- AIM
Repeat the whole listing below, word for word.

──────────────────────────────

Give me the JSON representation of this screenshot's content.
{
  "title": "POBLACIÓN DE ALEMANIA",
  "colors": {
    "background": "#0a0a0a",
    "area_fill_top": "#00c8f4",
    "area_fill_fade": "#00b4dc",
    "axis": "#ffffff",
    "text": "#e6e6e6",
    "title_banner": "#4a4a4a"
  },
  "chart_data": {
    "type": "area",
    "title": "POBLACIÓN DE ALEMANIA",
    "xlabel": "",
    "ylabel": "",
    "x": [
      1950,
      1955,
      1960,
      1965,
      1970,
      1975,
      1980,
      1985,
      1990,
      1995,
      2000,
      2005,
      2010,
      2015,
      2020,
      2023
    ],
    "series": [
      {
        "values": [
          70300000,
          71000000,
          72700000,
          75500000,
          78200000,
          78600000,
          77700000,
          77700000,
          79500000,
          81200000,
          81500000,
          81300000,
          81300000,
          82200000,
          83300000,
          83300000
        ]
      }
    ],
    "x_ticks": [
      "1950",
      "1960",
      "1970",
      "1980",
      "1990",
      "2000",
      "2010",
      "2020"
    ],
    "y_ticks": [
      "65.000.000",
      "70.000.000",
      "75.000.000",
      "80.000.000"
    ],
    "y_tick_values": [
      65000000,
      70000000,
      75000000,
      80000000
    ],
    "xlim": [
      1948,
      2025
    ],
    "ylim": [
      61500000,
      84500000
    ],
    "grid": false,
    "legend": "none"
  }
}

──────────────────────────────

- RESULT OF THIS EXERCISE
Give me the JSON representation of this screenshot's content.
{
  "title": "POBLACIÓN DE ALEMANIA",
  "colors": {
    "background": "#0a0a0a",
    "area_fill_top": "#00c8f4",
    "area_fill_fade": "#00b4dc",
    "axis": "#ffffff",
    "text": "#e6e6e6",
    "title_banner": "#4a4a4a"
  },
  "chart_data": {
    "type": "area",
    "title": "POBLACIÓN DE ALEMANIA",
    "xlabel": "",
    "ylabel": "",
    "x": [
      1950,
      1955,
      1960,
      1965,
      1970,
      1975,
      1980,
      1985,
      1990,
      1995,
      2000,
      2005,
      2010,
      2015,
      2020,
      2023
    ],
    "series": [
      {
        "values": [
          70300000,
          71000000,
          72700000,
          75500000,
          78200000,
          78600000,
          77700000,
          77700000,
          79500000,
          81200000,
          81500000,
          81300000,
          81300000,
          82200000,
          83300000,
          83300000
        ]
      }
    ],
    "x_ticks": [
      "1950",
      "1960",
      "1970",
      "1980",
      "1990",
      "2000",
      "2010",
      "2020"
    ],
    "y_ticks": [
      "65.000.000",
      "70.000.000",
      "75.000.000",
      "80.000.000"
    ],
    "y_tick_values": [
      65000000,
      70000000,
      75000000,
      80000000
    ],
    "xlim": [
      1948,
      2025
    ],
    "ylim": [
      61500000,
      84500000
    ],
    "grid": false,
    "legend": "none"
  }
}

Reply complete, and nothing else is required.